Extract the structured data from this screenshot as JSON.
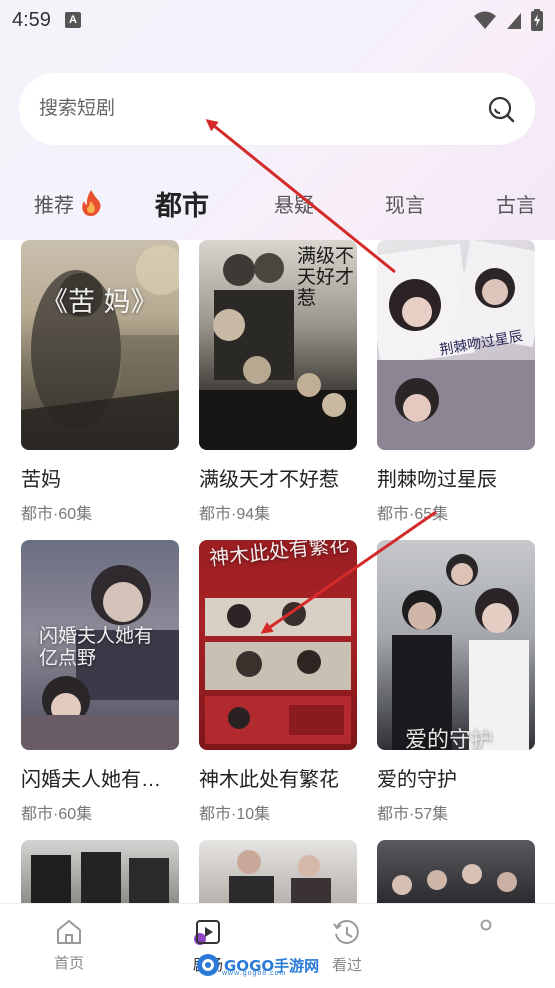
{
  "status_bar": {
    "time": "4:59",
    "notification_icon": "A"
  },
  "search": {
    "placeholder": "搜索短剧"
  },
  "tabs": [
    {
      "label": "推荐"
    },
    {
      "label": "都市"
    },
    {
      "label": "悬疑"
    },
    {
      "label": "现言"
    },
    {
      "label": "古言"
    }
  ],
  "cards": [
    {
      "title": "苦妈",
      "meta": "都市·60集",
      "poster_text": "《苦 妈》"
    },
    {
      "title": "满级天才不好惹",
      "meta": "都市·94集",
      "poster_text": "满级不天好才惹"
    },
    {
      "title": "荆棘吻过星辰",
      "meta": "都市·65集",
      "poster_text": "荆棘吻过星辰"
    },
    {
      "title": "闪婚夫人她有亿…",
      "meta": "都市·60集",
      "poster_text": "闪婚夫人她有亿点野"
    },
    {
      "title": "神木此处有繁花",
      "meta": "都市·10集",
      "poster_text": "神木此处有繁花"
    },
    {
      "title": "爱的守护",
      "meta": "都市·57集",
      "poster_text": "爱的守护"
    }
  ],
  "bottom_nav": [
    {
      "label": "首页",
      "icon": "home-icon"
    },
    {
      "label": "剧场",
      "icon": "play-icon"
    },
    {
      "label": "看过",
      "icon": "history-icon"
    },
    {
      "label": "",
      "icon": "dot-icon"
    }
  ],
  "watermark": {
    "text": "GOGO手游网",
    "sub": "www.gogo8.com"
  },
  "colors": {
    "accent": "#e05a3a",
    "arrow": "#d42a2a",
    "text_primary": "#222222",
    "text_secondary": "#777777"
  }
}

- - - -

Work instructions:
Transcribe the material exactly, leaving every picture out.

Expected output:
Extract the structured data from this screenshot as JSON.
{
  "status_bar": {
    "time": "4:59",
    "notification_icon": "A"
  },
  "search": {
    "placeholder": "搜索短剧"
  },
  "tabs": [
    {
      "label": "推荐"
    },
    {
      "label": "都市"
    },
    {
      "label": "悬疑"
    },
    {
      "label": "现言"
    },
    {
      "label": "古言"
    }
  ],
  "cards": [
    {
      "title": "苦妈",
      "meta": "都市·60集",
      "poster_text": "《苦 妈》"
    },
    {
      "title": "满级天才不好惹",
      "meta": "都市·94集",
      "poster_text": "满级不天好才惹"
    },
    {
      "title": "荆棘吻过星辰",
      "meta": "都市·65集",
      "poster_text": "荆棘吻过星辰"
    },
    {
      "title": "闪婚夫人她有亿…",
      "meta": "都市·60集",
      "poster_text": "闪婚夫人她有亿点野"
    },
    {
      "title": "神木此处有繁花",
      "meta": "都市·10集",
      "poster_text": "神木此处有繁花"
    },
    {
      "title": "爱的守护",
      "meta": "都市·57集",
      "poster_text": "爱的守护"
    }
  ],
  "bottom_nav": [
    {
      "label": "首页",
      "icon": "home-icon"
    },
    {
      "label": "剧场",
      "icon": "play-icon"
    },
    {
      "label": "看过",
      "icon": "history-icon"
    },
    {
      "label": "",
      "icon": "dot-icon"
    }
  ],
  "watermark": {
    "text": "GOGO手游网",
    "sub": "www.gogo8.com"
  },
  "colors": {
    "accent": "#e05a3a",
    "arrow": "#d42a2a",
    "text_primary": "#222222",
    "text_secondary": "#777777"
  }
}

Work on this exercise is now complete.